_Work instructions_:
Return the whole listing exactly as it stands.

_Material provided_:
= = = =

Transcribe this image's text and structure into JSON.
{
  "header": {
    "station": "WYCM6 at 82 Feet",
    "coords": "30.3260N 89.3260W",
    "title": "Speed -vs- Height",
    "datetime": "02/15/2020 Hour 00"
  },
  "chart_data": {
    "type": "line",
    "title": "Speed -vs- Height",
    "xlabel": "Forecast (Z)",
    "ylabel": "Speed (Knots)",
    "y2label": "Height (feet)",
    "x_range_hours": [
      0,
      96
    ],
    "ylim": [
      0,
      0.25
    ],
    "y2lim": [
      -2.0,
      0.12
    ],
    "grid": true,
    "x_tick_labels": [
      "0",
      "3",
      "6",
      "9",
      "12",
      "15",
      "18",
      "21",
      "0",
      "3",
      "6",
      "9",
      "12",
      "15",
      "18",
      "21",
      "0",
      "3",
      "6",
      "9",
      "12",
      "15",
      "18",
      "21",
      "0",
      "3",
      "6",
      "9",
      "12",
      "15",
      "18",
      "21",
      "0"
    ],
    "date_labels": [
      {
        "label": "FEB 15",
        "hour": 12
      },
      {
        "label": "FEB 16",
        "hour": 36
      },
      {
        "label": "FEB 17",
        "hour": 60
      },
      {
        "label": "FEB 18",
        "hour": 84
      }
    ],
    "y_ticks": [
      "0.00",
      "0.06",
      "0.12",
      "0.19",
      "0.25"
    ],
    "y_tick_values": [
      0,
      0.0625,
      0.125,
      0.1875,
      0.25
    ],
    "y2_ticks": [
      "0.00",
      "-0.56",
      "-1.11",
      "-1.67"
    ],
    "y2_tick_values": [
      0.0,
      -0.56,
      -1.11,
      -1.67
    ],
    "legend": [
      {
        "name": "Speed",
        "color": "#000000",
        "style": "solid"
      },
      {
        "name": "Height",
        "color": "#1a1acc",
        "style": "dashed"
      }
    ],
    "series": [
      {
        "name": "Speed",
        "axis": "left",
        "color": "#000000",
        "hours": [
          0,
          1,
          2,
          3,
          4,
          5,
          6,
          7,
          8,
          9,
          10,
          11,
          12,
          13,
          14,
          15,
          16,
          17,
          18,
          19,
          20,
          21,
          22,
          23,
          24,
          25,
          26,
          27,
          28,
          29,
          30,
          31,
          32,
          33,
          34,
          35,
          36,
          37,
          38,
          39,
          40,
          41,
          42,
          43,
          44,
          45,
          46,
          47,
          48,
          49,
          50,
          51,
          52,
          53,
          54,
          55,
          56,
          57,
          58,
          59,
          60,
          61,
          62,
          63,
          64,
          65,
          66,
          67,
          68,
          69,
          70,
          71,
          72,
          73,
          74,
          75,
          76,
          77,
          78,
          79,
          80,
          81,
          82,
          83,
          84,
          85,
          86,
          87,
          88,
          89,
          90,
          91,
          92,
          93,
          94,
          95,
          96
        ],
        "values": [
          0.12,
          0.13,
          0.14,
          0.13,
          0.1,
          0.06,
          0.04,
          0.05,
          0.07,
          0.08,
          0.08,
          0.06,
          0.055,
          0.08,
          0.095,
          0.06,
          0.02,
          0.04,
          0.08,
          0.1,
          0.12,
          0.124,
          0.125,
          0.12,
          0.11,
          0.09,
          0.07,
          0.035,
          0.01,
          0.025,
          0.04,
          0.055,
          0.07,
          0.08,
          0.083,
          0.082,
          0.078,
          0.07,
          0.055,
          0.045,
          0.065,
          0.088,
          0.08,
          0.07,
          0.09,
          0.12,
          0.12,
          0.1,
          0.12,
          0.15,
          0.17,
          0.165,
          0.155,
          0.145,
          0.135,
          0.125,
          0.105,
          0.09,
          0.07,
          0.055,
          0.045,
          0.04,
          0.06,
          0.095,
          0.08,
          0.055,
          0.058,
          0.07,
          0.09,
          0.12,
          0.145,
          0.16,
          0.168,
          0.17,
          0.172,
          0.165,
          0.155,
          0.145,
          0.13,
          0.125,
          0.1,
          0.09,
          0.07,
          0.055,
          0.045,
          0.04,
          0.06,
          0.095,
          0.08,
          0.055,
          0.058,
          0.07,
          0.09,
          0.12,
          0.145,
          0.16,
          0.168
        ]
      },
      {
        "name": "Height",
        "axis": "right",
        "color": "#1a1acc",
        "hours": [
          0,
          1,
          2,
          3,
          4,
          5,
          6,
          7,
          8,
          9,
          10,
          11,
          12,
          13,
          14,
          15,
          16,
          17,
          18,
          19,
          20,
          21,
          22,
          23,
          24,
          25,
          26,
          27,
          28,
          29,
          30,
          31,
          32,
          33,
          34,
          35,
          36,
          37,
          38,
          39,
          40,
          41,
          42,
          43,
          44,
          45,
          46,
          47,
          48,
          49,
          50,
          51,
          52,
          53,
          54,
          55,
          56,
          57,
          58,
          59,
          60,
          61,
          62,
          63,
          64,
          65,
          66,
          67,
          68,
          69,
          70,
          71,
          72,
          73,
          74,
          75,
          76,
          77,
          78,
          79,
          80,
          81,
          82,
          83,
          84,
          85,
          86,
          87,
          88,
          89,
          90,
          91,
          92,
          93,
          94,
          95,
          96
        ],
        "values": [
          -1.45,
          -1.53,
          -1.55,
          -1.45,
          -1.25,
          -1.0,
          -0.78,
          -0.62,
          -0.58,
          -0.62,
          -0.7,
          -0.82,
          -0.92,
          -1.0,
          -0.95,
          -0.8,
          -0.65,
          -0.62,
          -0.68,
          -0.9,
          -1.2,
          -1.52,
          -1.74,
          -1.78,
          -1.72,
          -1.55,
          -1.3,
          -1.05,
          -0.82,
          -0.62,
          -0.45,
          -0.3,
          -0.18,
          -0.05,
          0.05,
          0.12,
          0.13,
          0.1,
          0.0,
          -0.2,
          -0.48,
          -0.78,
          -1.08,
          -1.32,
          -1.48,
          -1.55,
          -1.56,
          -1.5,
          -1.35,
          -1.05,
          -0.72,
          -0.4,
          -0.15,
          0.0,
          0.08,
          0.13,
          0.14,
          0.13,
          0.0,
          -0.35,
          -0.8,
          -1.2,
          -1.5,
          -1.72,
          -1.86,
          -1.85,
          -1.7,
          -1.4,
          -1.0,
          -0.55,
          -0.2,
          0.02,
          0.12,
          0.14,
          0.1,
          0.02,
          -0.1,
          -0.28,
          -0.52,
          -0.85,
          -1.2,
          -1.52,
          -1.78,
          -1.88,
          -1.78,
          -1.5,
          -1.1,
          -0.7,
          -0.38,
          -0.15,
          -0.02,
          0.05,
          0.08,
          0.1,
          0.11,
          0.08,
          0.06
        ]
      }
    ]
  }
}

= = = =

_Worked answer_:
Transcribe this image's text and structure into JSON.
{
  "header": {
    "station": "WYCM6 at 82 Feet",
    "coords": "30.3260N 89.3260W",
    "title": "Speed -vs- Height",
    "datetime": "02/15/2020 Hour 00"
  },
  "chart_data": {
    "type": "line",
    "title": "Speed -vs- Height",
    "xlabel": "Forecast (Z)",
    "ylabel": "Speed (Knots)",
    "y2label": "Height (feet)",
    "x_range_hours": [
      0,
      96
    ],
    "ylim": [
      0,
      0.25
    ],
    "y2lim": [
      -2.0,
      0.12
    ],
    "grid": true,
    "x_tick_labels": [
      "0",
      "3",
      "6",
      "9",
      "12",
      "15",
      "18",
      "21",
      "0",
      "3",
      "6",
      "9",
      "12",
      "15",
      "18",
      "21",
      "0",
      "3",
      "6",
      "9",
      "12",
      "15",
      "18",
      "21",
      "0",
      "3",
      "6",
      "9",
      "12",
      "15",
      "18",
      "21",
      "0"
    ],
    "date_labels": [
      {
        "label": "FEB 15",
        "hour": 12
      },
      {
        "label": "FEB 16",
        "hour": 36
      },
      {
        "label": "FEB 17",
        "hour": 60
      },
      {
        "label": "FEB 18",
        "hour": 84
      }
    ],
    "y_ticks": [
      "0.00",
      "0.06",
      "0.12",
      "0.19",
      "0.25"
    ],
    "y_tick_values": [
      0,
      0.0625,
      0.125,
      0.1875,
      0.25
    ],
    "y2_ticks": [
      "0.00",
      "-0.56",
      "-1.11",
      "-1.67"
    ],
    "y2_tick_values": [
      0.0,
      -0.56,
      -1.11,
      -1.67
    ],
    "legend": [
      {
        "name": "Speed",
        "color": "#000000",
        "style": "solid"
      },
      {
        "name": "Height",
        "color": "#1a1acc",
        "style": "dashed"
      }
    ],
    "series": [
      {
        "name": "Speed",
        "axis": "left",
        "color": "#000000",
        "hours": [
          0,
          1,
          2,
          3,
          4,
          5,
          6,
          7,
          8,
          9,
          10,
          11,
          12,
          13,
          14,
          15,
          16,
          17,
          18,
          19,
          20,
          21,
          22,
          23,
          24,
          25,
          26,
          27,
          28,
          29,
          30,
          31,
          32,
          33,
          34,
          35,
          36,
          37,
          38,
          39,
          40,
          41,
          42,
          43,
          44,
          45,
          46,
          47,
          48,
          49,
          50,
          51,
          52,
          53,
          54,
          55,
          56,
          57,
          58,
          59,
          60,
          61,
          62,
          63,
          64,
          65,
          66,
          67,
          68,
          69,
          70,
          71,
          72,
          73,
          74,
          75,
          76,
          77,
          78,
          79,
          80,
          81,
          82,
          83,
          84,
          85,
          86,
          87,
          88,
          89,
          90,
          91,
          92,
          93,
          94,
          95,
          96
        ],
        "values": [
          0.12,
          0.13,
          0.14,
          0.13,
          0.1,
          0.06,
          0.04,
          0.05,
          0.07,
          0.08,
          0.08,
          0.06,
          0.055,
          0.08,
          0.095,
          0.06,
          0.02,
          0.04,
          0.08,
          0.1,
          0.12,
          0.124,
          0.125,
          0.12,
          0.11,
          0.09,
          0.07,
          0.035,
          0.01,
          0.025,
          0.04,
          0.055,
          0.07,
          0.08,
          0.083,
          0.082,
          0.078,
          0.07,
          0.055,
          0.045,
          0.065,
          0.088,
          0.08,
          0.07,
          0.09,
          0.12,
          0.12,
          0.1,
          0.12,
          0.15,
          0.17,
          0.165,
          0.155,
          0.145,
          0.135,
          0.125,
          0.105,
          0.09,
          0.07,
          0.055,
          0.045,
          0.04,
          0.06,
          0.095,
          0.08,
          0.055,
          0.058,
          0.07,
          0.09,
          0.12,
          0.145,
          0.16,
          0.168,
          0.17,
          0.172,
          0.165,
          0.155,
          0.145,
          0.13,
          0.125,
          0.1,
          0.09,
          0.07,
          0.055,
          0.045,
          0.04,
          0.06,
          0.095,
          0.08,
          0.055,
          0.058,
          0.07,
          0.09,
          0.12,
          0.145,
          0.16,
          0.168
        ]
      },
      {
        "name": "Height",
        "axis": "right",
        "color": "#1a1acc",
        "hours": [
          0,
          1,
          2,
          3,
          4,
          5,
          6,
          7,
          8,
          9,
          10,
          11,
          12,
          13,
          14,
          15,
          16,
          17,
          18,
          19,
          20,
          21,
          22,
          23,
          24,
          25,
          26,
          27,
          28,
          29,
          30,
          31,
          32,
          33,
          34,
          35,
          36,
          37,
          38,
          39,
          40,
          41,
          42,
          43,
          44,
          45,
          46,
          47,
          48,
          49,
          50,
          51,
          52,
          53,
          54,
          55,
          56,
          57,
          58,
          59,
          60,
          61,
          62,
          63,
          64,
          65,
          66,
          67,
          68,
          69,
          70,
          71,
          72,
          73,
          74,
          75,
          76,
          77,
          78,
          79,
          80,
          81,
          82,
          83,
          84,
          85,
          86,
          87,
          88,
          89,
          90,
          91,
          92,
          93,
          94,
          95,
          96
        ],
        "values": [
          -1.45,
          -1.53,
          -1.55,
          -1.45,
          -1.25,
          -1.0,
          -0.78,
          -0.62,
          -0.58,
          -0.62,
          -0.7,
          -0.82,
          -0.92,
          -1.0,
          -0.95,
          -0.8,
          -0.65,
          -0.62,
          -0.68,
          -0.9,
          -1.2,
          -1.52,
          -1.74,
          -1.78,
          -1.72,
          -1.55,
          -1.3,
          -1.05,
          -0.82,
          -0.62,
          -0.45,
          -0.3,
          -0.18,
          -0.05,
          0.05,
          0.12,
          0.13,
          0.1,
          0.0,
          -0.2,
          -0.48,
          -0.78,
          -1.08,
          -1.32,
          -1.48,
          -1.55,
          -1.56,
          -1.5,
          -1.35,
          -1.05,
          -0.72,
          -0.4,
          -0.15,
          0.0,
          0.08,
          0.13,
          0.14,
          0.13,
          0.0,
          -0.35,
          -0.8,
          -1.2,
          -1.5,
          -1.72,
          -1.86,
          -1.85,
          -1.7,
          -1.4,
          -1.0,
          -0.55,
          -0.2,
          0.02,
          0.12,
          0.14,
          0.1,
          0.02,
          -0.1,
          -0.28,
          -0.52,
          -0.85,
          -1.2,
          -1.52,
          -1.78,
          -1.88,
          -1.78,
          -1.5,
          -1.1,
          -0.7,
          -0.38,
          -0.15,
          -0.02,
          0.05,
          0.08,
          0.1,
          0.11,
          0.08,
          0.06
        ]
      }
    ]
  }
}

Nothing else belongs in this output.